**Written task:** Identify, in the records below, every line where the string "vállalati" appears, and copy each such line.

**Records supplied:**
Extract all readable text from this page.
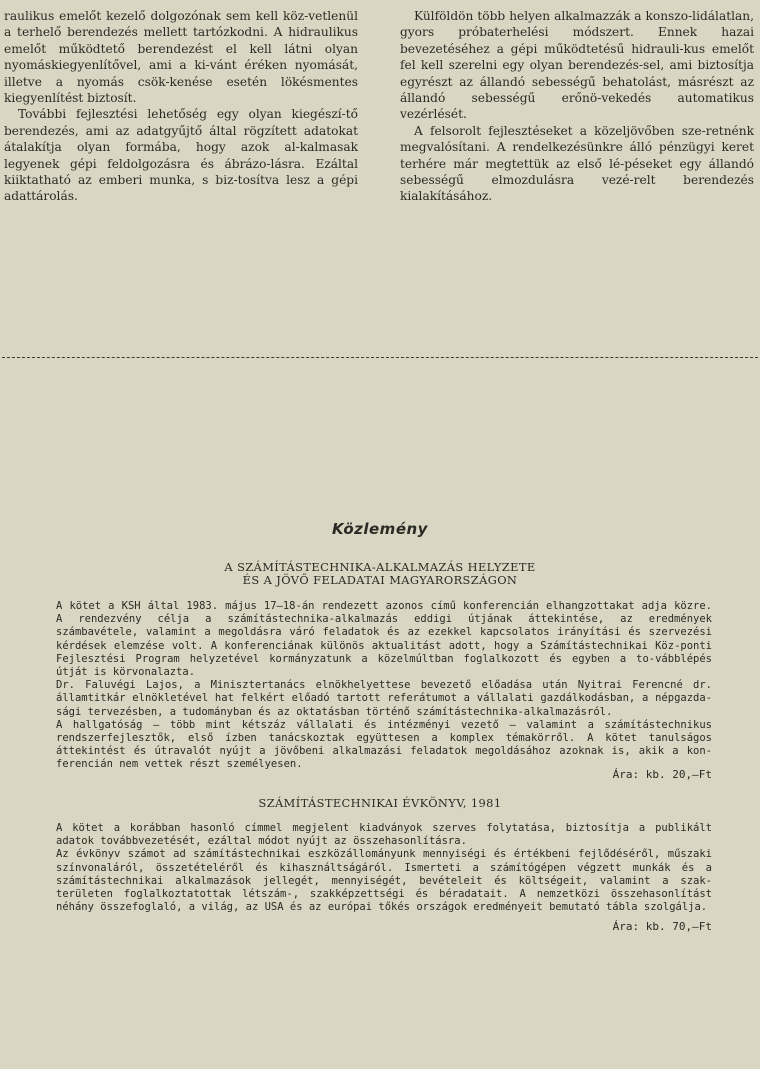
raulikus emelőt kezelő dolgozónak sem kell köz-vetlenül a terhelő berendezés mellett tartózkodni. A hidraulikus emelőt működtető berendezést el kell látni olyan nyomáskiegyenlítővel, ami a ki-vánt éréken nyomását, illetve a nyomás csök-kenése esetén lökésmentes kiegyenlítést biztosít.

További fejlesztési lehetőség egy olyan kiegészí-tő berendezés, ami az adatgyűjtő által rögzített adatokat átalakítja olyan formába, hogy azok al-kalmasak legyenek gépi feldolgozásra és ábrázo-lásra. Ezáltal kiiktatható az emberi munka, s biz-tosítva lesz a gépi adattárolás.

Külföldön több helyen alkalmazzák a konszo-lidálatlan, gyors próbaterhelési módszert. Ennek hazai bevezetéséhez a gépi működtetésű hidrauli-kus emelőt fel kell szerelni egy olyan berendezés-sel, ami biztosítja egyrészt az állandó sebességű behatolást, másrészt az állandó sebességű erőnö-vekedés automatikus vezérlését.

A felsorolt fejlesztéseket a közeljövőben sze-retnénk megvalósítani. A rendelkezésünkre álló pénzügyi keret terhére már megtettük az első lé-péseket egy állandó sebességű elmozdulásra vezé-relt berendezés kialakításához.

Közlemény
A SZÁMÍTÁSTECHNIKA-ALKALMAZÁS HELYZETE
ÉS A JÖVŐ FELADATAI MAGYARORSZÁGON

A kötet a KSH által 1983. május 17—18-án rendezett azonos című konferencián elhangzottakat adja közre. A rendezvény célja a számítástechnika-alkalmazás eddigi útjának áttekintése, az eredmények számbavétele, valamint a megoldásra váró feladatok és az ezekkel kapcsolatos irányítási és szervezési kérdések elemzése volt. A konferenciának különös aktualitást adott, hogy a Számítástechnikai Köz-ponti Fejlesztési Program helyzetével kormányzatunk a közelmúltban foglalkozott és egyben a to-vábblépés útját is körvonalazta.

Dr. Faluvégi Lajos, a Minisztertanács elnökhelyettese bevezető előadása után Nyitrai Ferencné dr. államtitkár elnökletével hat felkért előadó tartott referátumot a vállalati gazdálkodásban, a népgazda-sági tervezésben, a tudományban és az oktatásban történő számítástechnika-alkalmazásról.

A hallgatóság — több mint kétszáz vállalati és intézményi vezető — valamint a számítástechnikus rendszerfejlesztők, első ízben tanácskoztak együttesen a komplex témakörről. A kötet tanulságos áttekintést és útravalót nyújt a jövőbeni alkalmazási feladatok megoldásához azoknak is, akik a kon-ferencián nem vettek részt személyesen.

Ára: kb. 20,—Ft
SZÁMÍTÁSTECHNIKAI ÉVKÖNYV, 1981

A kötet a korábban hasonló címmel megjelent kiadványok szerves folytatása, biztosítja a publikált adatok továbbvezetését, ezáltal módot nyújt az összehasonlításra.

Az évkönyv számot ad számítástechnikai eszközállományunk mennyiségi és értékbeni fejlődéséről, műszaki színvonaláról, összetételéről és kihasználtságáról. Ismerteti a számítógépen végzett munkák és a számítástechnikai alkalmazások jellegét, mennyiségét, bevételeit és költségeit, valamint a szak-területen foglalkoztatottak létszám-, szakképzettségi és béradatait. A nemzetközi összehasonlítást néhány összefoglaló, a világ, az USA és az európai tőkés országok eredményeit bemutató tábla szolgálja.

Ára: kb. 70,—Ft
---
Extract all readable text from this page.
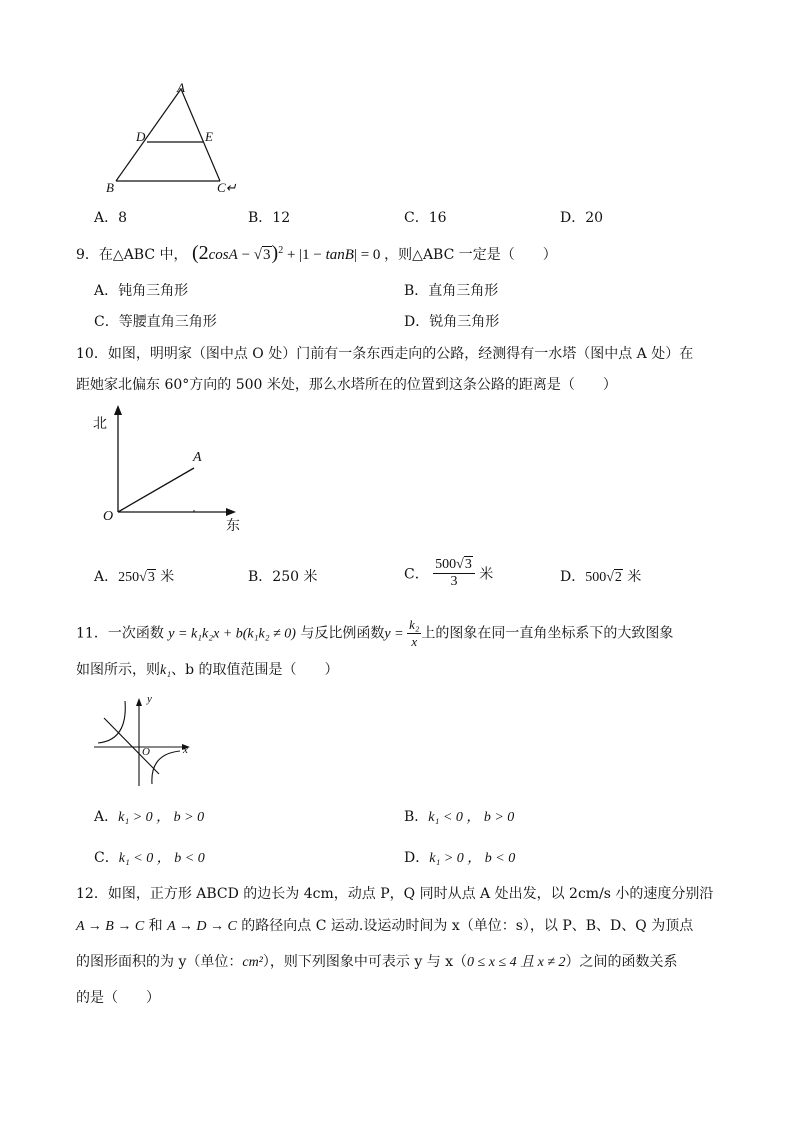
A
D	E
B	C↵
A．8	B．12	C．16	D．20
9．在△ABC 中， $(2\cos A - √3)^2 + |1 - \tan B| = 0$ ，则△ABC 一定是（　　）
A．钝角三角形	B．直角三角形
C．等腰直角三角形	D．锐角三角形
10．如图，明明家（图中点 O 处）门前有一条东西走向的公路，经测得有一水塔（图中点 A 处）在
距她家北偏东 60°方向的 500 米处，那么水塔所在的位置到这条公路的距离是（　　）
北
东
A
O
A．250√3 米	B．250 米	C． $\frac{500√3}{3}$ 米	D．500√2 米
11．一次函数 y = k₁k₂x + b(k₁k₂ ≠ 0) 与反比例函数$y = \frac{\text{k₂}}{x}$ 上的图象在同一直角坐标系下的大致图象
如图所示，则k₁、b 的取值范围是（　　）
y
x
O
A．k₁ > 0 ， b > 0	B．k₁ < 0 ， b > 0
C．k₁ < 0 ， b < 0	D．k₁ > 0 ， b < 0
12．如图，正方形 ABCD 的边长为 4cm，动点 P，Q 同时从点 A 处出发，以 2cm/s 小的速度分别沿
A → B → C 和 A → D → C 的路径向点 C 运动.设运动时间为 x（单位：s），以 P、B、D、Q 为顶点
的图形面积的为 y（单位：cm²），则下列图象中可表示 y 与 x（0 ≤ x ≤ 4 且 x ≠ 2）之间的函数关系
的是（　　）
---
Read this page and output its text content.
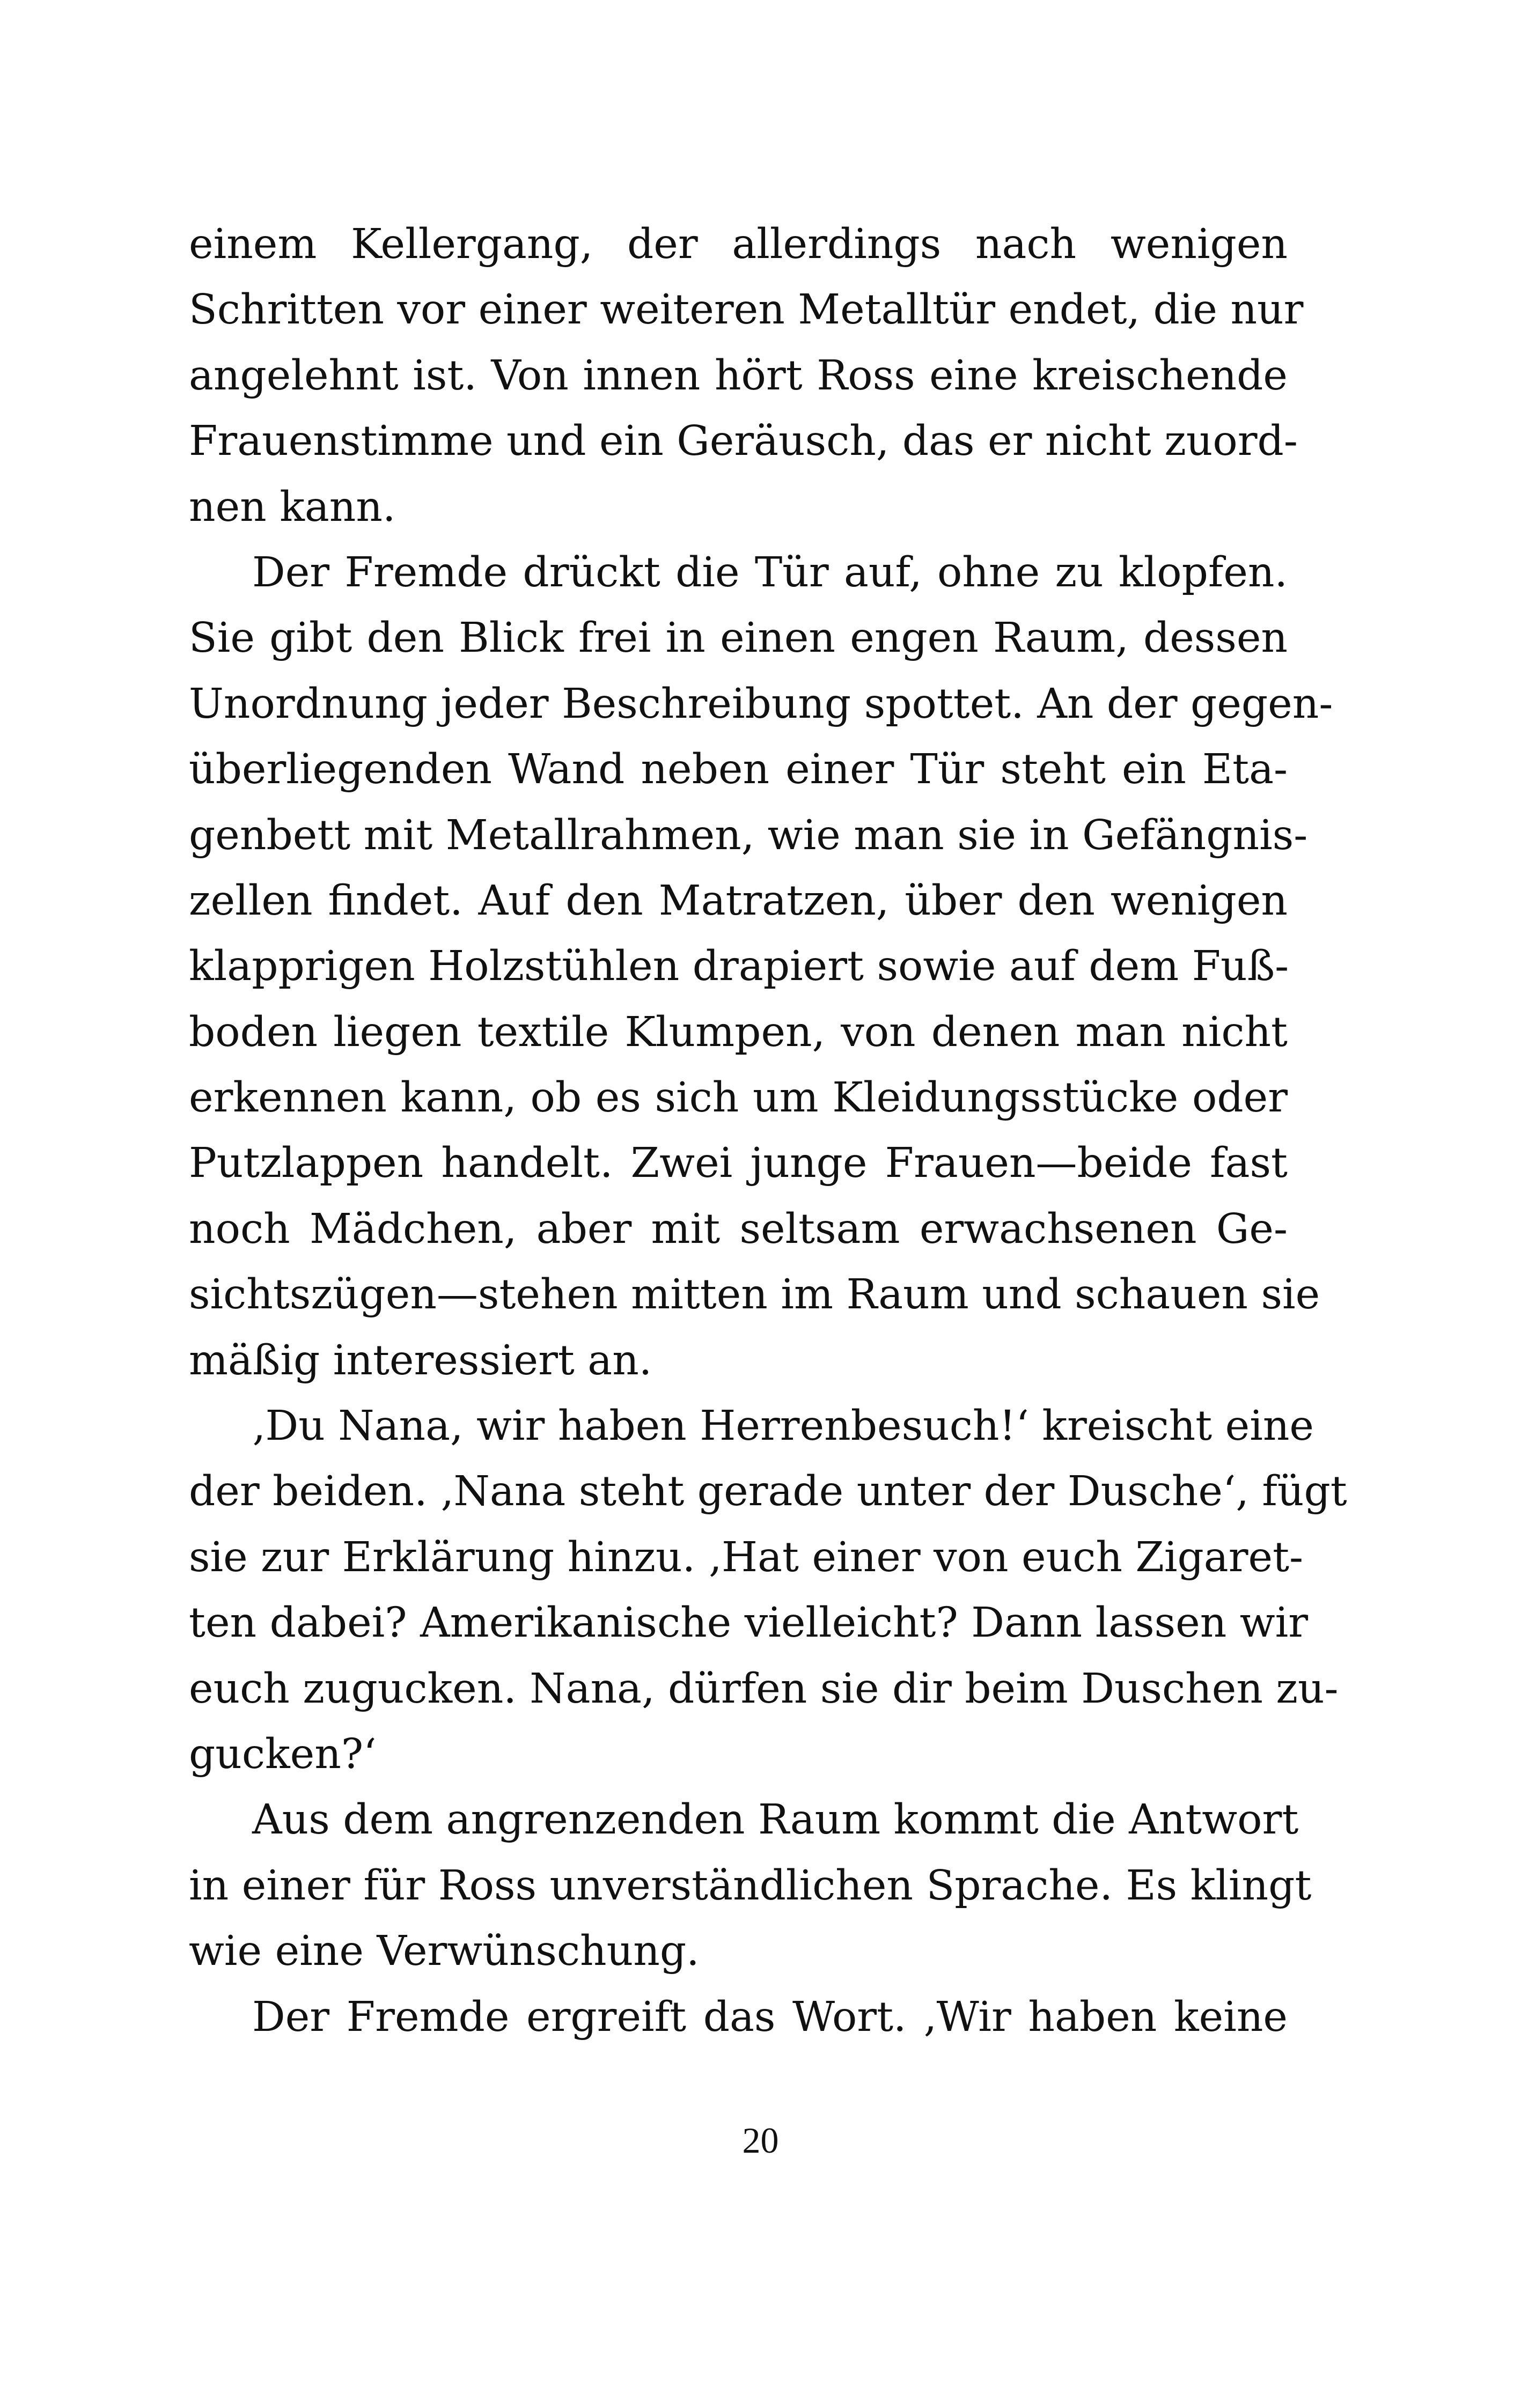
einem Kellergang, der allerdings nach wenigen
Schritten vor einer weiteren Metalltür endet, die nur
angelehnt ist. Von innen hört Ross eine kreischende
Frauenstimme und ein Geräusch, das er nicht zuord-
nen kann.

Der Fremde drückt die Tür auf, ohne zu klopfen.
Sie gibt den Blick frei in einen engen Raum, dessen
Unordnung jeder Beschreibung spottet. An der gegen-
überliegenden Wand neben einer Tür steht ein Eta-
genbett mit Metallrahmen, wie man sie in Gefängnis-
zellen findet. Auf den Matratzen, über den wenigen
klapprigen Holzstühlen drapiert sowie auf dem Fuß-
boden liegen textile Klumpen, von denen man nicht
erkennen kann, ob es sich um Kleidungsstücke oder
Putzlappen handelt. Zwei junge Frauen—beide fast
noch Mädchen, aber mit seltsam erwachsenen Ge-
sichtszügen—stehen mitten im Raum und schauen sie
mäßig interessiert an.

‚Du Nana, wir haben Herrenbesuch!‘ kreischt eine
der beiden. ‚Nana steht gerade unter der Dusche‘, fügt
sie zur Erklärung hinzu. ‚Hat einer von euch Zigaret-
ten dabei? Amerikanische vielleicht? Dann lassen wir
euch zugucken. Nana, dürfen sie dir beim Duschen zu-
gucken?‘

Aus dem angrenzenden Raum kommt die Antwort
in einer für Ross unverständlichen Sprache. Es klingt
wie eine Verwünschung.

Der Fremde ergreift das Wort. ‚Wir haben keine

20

**Response to this task:**
Dr. Faluvégi Lajos, a Minisztertanács elnökhelyettese bevezető előadása után Nyitrai Ferencné dr. államtitkár elnökletével hat felkért előadó tartott referátumot a vállalati gazdálkodásban, a népgazda-sági tervezésben, a tudományban és az oktatásban történő számítástechnika-alkalmazásról.
A hallgatóság — több mint kétszáz vállalati és intézményi vezető — valamint a számítástechnikus rendszerfejlesztők, első ízben tanácskoztak együttesen a komplex témakörről. A kötet tanulságos áttekintést és útravalót nyújt a jövőbeni alkalmazási feladatok megoldásához azoknak is, akik a kon-ferencián nem vettek részt személyesen.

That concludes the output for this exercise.